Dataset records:
◆ ◆ ◆
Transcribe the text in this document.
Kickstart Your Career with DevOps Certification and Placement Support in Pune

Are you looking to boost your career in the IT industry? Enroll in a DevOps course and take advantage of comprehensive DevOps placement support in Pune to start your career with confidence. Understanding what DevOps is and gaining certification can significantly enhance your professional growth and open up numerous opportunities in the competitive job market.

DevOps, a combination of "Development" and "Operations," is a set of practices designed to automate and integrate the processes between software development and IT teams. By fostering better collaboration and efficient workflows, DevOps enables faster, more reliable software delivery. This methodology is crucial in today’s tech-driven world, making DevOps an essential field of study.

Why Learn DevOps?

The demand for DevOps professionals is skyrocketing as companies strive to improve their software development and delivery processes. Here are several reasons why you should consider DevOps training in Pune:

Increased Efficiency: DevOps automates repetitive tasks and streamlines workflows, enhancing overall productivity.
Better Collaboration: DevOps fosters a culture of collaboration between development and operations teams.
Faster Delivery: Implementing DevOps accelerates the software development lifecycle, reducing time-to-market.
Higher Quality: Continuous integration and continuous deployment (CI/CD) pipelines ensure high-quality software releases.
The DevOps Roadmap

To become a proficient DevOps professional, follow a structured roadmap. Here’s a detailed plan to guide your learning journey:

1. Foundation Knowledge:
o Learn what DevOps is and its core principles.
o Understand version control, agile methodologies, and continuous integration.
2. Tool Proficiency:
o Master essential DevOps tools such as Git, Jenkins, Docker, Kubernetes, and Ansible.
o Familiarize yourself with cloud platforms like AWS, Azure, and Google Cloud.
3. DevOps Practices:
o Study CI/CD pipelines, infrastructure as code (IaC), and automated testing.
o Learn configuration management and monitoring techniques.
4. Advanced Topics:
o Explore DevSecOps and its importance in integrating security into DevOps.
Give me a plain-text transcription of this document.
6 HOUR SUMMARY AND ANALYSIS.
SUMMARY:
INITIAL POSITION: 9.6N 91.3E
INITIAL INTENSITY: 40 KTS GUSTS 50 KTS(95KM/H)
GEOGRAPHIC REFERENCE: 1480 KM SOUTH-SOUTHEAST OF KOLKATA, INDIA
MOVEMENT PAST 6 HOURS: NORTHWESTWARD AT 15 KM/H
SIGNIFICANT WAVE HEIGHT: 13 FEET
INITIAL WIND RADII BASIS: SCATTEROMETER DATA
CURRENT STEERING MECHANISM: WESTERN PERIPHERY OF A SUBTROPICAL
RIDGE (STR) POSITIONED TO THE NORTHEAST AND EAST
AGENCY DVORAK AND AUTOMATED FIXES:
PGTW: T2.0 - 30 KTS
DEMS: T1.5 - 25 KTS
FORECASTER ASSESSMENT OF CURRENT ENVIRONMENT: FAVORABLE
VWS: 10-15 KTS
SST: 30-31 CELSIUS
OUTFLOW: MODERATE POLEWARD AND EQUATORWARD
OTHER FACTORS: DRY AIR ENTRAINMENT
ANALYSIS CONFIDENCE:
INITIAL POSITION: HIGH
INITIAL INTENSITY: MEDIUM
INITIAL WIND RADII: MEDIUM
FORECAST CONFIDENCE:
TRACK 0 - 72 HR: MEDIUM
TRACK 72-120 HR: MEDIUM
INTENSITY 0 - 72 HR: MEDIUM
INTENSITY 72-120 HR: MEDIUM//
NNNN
◆ ◆ ◆
TASK INSTRUCTIONS
From the listing above, reproduce all the lines exactly.

WRITTEN ANSWER
Transcribe the text in this document.
Kickstart Your Career with DevOps Certification and Placement Support in Pune

Are you looking to boost your career in the IT industry? Enroll in a DevOps course and take advantage of comprehensive DevOps placement support in Pune to start your career with confidence. Understanding what DevOps is and gaining certification can significantly enhance your professional growth and open up numerous opportunities in the competitive job market.

DevOps, a combination of "Development" and "Operations," is a set of practices designed to automate and integrate the processes between software development and IT teams. By fostering better collaboration and efficient workflows, DevOps enables faster, more reliable software delivery. This methodology is crucial in today’s tech-driven world, making DevOps an essential field of study.

Why Learn DevOps?

The demand for DevOps professionals is skyrocketing as companies strive to improve their software development and delivery processes. Here are several reasons why you should consider DevOps training in Pune:

Increased Efficiency: DevOps automates repetitive tasks and streamlines workflows, enhancing overall productivity.
Better Collaboration: DevOps fosters a culture of collaboration between development and operations teams.
Faster Delivery: Implementing DevOps accelerates the software development lifecycle, reducing time-to-market.
Higher Quality: Continuous integration and continuous deployment (CI/CD) pipelines ensure high-quality software releases.
The DevOps Roadmap

To become a proficient DevOps professional, follow a structured roadmap. Here’s a detailed plan to guide your learning journey:

1. Foundation Knowledge:
o Learn what DevOps is and its core principles.
o Understand version control, agile methodologies, and continuous integration.
2. Tool Proficiency:
o Master essential DevOps tools such as Git, Jenkins, Docker, Kubernetes, and Ansible.
o Familiarize yourself with cloud platforms like AWS, Azure, and Google Cloud.
3. DevOps Practices:
o Study CI/CD pipelines, infrastructure as code (IaC), and automated testing.
o Learn configuration management and monitoring techniques.
4. Advanced Topics:
o Explore DevSecOps and its importance in integrating security into DevOps.
Give me a plain-text transcription of this document.
6 HOUR SUMMARY AND ANALYSIS.
SUMMARY:
INITIAL POSITION: 9.6N 91.3E
INITIAL INTENSITY: 40 KTS GUSTS 50 KTS(95KM/H)
GEOGRAPHIC REFERENCE: 1480 KM SOUTH-SOUTHEAST OF KOLKATA, INDIA
MOVEMENT PAST 6 HOURS: NORTHWESTWARD AT 15 KM/H
SIGNIFICANT WAVE HEIGHT: 13 FEET
INITIAL WIND RADII BASIS: SCATTEROMETER DATA
CURRENT STEERING MECHANISM: WESTERN PERIPHERY OF A SUBTROPICAL
RIDGE (STR) POSITIONED TO THE NORTHEAST AND EAST
AGENCY DVORAK AND AUTOMATED FIXES:
PGTW: T2.0 - 30 KTS
DEMS: T1.5 - 25 KTS
FORECASTER ASSESSMENT OF CURRENT ENVIRONMENT: FAVORABLE
VWS: 10-15 KTS
SST: 30-31 CELSIUS
OUTFLOW: MODERATE POLEWARD AND EQUATORWARD
OTHER FACTORS: DRY AIR ENTRAINMENT
ANALYSIS CONFIDENCE:
INITIAL POSITION: HIGH
INITIAL INTENSITY: MEDIUM
INITIAL WIND RADII: MEDIUM
FORECAST CONFIDENCE:
TRACK 0 - 72 HR: MEDIUM
TRACK 72-120 HR: MEDIUM
INTENSITY 0 - 72 HR: MEDIUM
INTENSITY 72-120 HR: MEDIUM//
NNNN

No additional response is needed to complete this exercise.